**COMPLETE THE FOLLOWING:**
(A) According to the image optimization text, which filename is better than 1.jpg?
(B) Continue the image optimization text from its last sentence.

Google “Universal” has placed increased emphasis on image results. Prior to Google Universal, users viewed search results one vertical at a time. Now days, users have options and access to search results from across key Google verticals all within their main search engine results pages. The Google internal video below illustrates in real-time how one eye-tracking study participant migrates between verticals within universal SERPs.
This migration between vertical search results may explain Google’s introduction of Image Ads. In addition to ads, Google Images offers more options than ever before. Users can search for images by size or in a variety of content types including news, faces, clip art, line drawings and photo content categories. While a lot has changed when it comes to image optimization, users still enter text queries for Google to translate into image results. For that reason, linguistics is still critical when it comes to image optimization. Images are indexed in ways similar to text but have their own flavor of PageRank.
Before diving into the finer points of advanced image optimization, let’s see if the basics are still valid. In terms of basic image optimization best practices, the rule of thumb is to provide as much descriptive information about images as is possible, but without “keyword stuffing” which could cause your site to be perceived as spam. Focus on including images with relevant textual context. Be sure to provide hypertextual clues about the subject matter of pages where images appear. With images like everything else the key concept is relevancy when it comes to search. Again, image results are based on textual queries.
Basic Image Optimization Best Practices:
- Informative filenames provide important signals about images and/or their subject matter. For that reason it’s best to incorporate descriptive wording into image file names. (IE beach-dog.jpg instead of 1.jpg) (Hint – In some cases, image filenames may be used as the snippet in SERPs.)

[Layout records]
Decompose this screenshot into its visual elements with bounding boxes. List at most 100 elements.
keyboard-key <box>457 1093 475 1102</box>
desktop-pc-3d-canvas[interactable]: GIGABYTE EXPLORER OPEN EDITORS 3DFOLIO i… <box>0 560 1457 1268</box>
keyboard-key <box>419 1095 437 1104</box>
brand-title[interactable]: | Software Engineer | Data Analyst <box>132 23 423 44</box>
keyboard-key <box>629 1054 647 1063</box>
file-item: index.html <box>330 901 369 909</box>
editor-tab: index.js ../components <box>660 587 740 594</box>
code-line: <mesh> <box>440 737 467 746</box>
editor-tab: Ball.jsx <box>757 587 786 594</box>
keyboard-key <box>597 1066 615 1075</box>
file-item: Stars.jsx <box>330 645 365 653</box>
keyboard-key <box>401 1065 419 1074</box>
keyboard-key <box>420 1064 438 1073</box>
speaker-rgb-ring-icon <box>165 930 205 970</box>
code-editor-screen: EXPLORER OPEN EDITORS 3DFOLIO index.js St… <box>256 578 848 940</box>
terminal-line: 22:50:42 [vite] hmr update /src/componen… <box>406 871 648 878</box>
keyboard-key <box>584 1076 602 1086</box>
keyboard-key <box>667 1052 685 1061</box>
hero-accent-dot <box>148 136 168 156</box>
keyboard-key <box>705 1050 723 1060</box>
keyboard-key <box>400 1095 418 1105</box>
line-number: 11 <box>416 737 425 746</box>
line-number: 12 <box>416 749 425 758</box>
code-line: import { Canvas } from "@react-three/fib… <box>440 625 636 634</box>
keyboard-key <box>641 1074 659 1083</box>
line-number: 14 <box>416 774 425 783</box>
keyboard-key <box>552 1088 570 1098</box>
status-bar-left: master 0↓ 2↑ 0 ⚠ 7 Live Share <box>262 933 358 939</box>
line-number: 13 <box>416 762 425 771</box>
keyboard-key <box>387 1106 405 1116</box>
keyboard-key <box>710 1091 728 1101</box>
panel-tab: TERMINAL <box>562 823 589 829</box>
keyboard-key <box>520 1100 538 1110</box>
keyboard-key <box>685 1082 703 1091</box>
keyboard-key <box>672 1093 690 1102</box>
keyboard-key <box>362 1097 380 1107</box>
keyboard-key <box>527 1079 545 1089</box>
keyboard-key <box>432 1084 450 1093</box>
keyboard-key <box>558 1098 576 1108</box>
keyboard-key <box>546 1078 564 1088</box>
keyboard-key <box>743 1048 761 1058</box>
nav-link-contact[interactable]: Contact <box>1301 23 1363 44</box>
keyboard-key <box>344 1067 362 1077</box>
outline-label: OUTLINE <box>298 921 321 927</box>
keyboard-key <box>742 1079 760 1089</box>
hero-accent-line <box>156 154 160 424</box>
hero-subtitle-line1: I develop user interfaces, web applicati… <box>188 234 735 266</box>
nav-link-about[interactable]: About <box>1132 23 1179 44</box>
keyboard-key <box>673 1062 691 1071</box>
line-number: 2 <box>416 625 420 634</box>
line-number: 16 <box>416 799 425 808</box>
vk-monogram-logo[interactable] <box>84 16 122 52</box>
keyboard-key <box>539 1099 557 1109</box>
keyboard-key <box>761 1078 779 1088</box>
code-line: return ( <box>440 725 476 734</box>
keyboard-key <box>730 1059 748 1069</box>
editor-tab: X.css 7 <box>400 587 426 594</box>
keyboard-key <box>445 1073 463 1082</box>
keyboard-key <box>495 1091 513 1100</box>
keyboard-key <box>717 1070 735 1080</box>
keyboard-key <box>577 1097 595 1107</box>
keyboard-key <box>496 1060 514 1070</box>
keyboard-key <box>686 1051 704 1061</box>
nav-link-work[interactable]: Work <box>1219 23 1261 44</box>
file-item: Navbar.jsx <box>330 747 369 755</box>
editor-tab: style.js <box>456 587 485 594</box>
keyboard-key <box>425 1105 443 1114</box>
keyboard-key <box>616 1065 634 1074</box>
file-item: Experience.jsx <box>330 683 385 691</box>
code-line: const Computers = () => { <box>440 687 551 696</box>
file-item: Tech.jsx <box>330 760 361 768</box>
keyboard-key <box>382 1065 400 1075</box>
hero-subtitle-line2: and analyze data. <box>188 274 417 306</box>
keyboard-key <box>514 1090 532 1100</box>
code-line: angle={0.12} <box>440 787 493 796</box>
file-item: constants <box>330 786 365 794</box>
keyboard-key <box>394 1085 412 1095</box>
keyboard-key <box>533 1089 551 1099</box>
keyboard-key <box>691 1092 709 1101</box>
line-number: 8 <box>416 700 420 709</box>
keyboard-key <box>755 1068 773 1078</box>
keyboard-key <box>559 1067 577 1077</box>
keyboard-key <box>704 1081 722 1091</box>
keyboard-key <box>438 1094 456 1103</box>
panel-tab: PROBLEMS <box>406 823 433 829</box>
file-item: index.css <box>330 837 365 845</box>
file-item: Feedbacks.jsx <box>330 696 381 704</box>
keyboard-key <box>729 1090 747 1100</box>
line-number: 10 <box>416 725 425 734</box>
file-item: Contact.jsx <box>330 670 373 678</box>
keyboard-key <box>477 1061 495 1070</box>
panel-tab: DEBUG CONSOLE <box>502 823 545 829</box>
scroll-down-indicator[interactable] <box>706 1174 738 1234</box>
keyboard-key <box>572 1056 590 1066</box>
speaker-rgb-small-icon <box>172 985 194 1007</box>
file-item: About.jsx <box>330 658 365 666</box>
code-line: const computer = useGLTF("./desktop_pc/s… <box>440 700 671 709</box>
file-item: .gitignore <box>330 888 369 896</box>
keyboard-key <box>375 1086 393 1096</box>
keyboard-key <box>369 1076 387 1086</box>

**OUTPUTS FOR THE TASKS:**
(A) beach-dog.jpg

(B)
- ALT attributes provide users and engines alike, with textual information about image subject matter. Engines rely heavily on the structure present in hypertext, especially where images are concerned. It’s best to always incorporate short but descriptive ALT attributes when using images. ALT attributes assist engines in determining the most relevant result for image specific keyword queies.
Basic Image Optimization Case Study Experiment:
To determine whether or not images ranking for the query used in Google’s eye tracking study above, follow basic image optimization best practices.
To examine the hypertext structure related to images appearing in Google Universal search results for the query [how to tie a tie] and record observations related to basic image optimization.
Image A -
ALT = “How to tie a necktie video”
Image B -
URL = http://www.tieking.com.au/images/hw.gif
Image C -
URL = http://www.jitterbuzz.com/esquire/tietie_big.jpg
ALT = “Tying the Tie”
Two of three images in this case study have descriptive file names in conjunction with descriptive ALT attributes. In addition to file names and ALT attributes, there seem to be other key factors to consider when optimizing images. As Google states, “other factors” do seem to come into play based on the results of this case study.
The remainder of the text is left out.